### WHAT YOU WILL DO:
Write the material out again exactly.
** start STORED ROWS **
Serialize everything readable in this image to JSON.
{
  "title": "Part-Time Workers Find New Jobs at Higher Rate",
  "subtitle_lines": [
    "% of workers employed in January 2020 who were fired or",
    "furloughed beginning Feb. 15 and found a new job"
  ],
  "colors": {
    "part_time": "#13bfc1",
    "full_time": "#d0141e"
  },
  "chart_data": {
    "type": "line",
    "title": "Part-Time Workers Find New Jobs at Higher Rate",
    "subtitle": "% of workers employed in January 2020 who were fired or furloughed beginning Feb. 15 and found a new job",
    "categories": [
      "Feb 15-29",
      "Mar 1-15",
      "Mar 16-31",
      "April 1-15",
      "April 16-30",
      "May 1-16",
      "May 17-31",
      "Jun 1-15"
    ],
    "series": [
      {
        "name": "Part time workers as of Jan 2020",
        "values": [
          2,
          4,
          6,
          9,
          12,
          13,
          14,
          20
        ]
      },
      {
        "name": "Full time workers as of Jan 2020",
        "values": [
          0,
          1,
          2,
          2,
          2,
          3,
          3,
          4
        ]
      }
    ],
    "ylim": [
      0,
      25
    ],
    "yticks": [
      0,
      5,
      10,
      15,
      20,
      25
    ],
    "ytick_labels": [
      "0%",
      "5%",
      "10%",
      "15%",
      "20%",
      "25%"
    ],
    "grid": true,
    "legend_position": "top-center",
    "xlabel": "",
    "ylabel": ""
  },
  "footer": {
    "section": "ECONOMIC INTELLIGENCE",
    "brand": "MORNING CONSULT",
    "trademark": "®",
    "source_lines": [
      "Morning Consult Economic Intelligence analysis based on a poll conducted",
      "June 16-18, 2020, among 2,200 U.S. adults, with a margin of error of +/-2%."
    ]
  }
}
** end STORED ROWS **
### FINISHED TASK:
Serialize everything readable in this image to JSON.
{
  "title": "Part-Time Workers Find New Jobs at Higher Rate",
  "subtitle_lines": [
    "% of workers employed in January 2020 who were fired or",
    "furloughed beginning Feb. 15 and found a new job"
  ],
  "colors": {
    "part_time": "#13bfc1",
    "full_time": "#d0141e"
  },
  "chart_data": {
    "type": "line",
    "title": "Part-Time Workers Find New Jobs at Higher Rate",
    "subtitle": "% of workers employed in January 2020 who were fired or furloughed beginning Feb. 15 and found a new job",
    "categories": [
      "Feb 15-29",
      "Mar 1-15",
      "Mar 16-31",
      "April 1-15",
      "April 16-30",
      "May 1-16",
      "May 17-31",
      "Jun 1-15"
    ],
    "series": [
      {
        "name": "Part time workers as of Jan 2020",
        "values": [
          2,
          4,
          6,
          9,
          12,
          13,
          14,
          20
        ]
      },
      {
        "name": "Full time workers as of Jan 2020",
        "values": [
          0,
          1,
          2,
          2,
          2,
          3,
          3,
          4
        ]
      }
    ],
    "ylim": [
      0,
      25
    ],
    "yticks": [
      0,
      5,
      10,
      15,
      20,
      25
    ],
    "ytick_labels": [
      "0%",
      "5%",
      "10%",
      "15%",
      "20%",
      "25%"
    ],
    "grid": true,
    "legend_position": "top-center",
    "xlabel": "",
    "ylabel": ""
  },
  "footer": {
    "section": "ECONOMIC INTELLIGENCE",
    "brand": "MORNING CONSULT",
    "trademark": "®",
    "source_lines": [
      "Morning Consult Economic Intelligence analysis based on a poll conducted",
      "June 16-18, 2020, among 2,200 U.S. adults, with a margin of error of +/-2%."
    ]
  }
}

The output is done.